Restate all of the entries exactly, dropping any pictures they hold.

» **DATA SUPPLIED**
----
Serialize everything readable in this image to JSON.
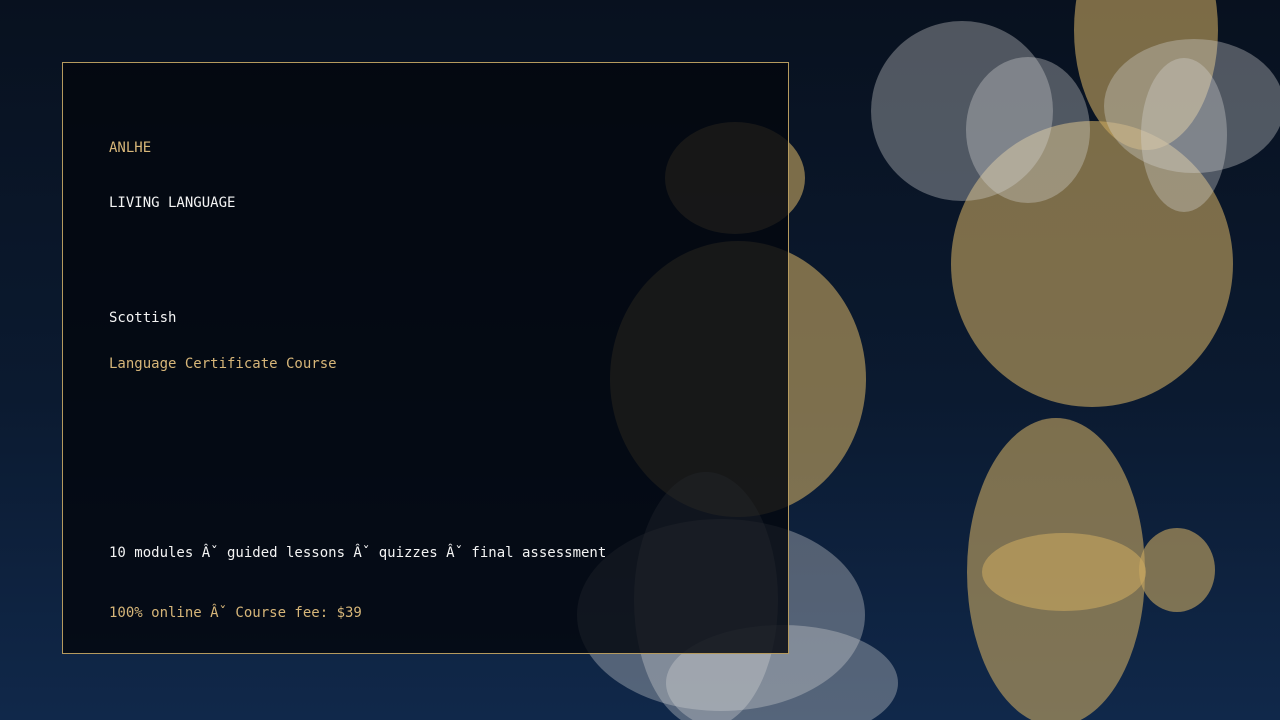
{
  "brand": "ANLHE",
  "tagline": "LIVING LANGUAGE",
  "language": "Scottish",
  "course_title": "Language Certificate Course",
  "features": "10 modules Âˇ guided lessons Âˇ quizzes Âˇ final assessment",
  "fee_line": "100% online Âˇ Course fee: $39",
  "colors": {
    "accent_gold": "#d7b679",
    "text_white": "#f4f4f4",
    "card_border": "#b59a5e",
    "background_top": "#08111f",
    "background_bottom": "#10284a",
    "bokeh_gold": "#c9a961",
    "bokeh_white": "#d8d8d8"
  }
}
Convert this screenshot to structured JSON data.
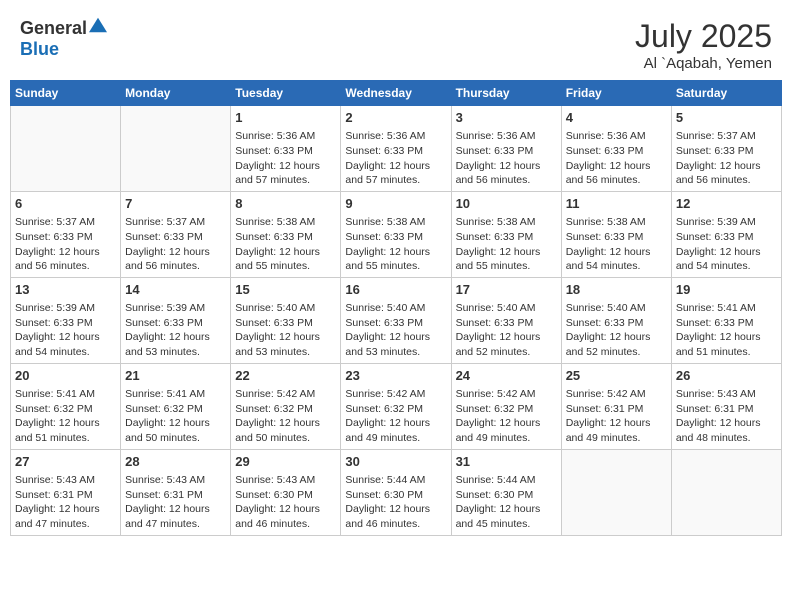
----
» **WRITTEN SOLUTION**
Serialize everything readable in this image to JSON.
{
  "brand": "ANLHE",
  "tagline": "LIVING LANGUAGE",
  "language": "Scottish",
  "course_title": "Language Certificate Course",
  "features": "10 modules Âˇ guided lessons Âˇ quizzes Âˇ final assessment",
  "fee_line": "100% online Âˇ Course fee: $39",
  "colors": {
    "accent_gold": "#d7b679",
    "text_white": "#f4f4f4",
    "card_border": "#b59a5e",
    "background_top": "#08111f",
    "background_bottom": "#10284a",
    "bokeh_gold": "#c9a961",
    "bokeh_white": "#d8d8d8"
  }
}
Convert this screenshot to structured JSON data.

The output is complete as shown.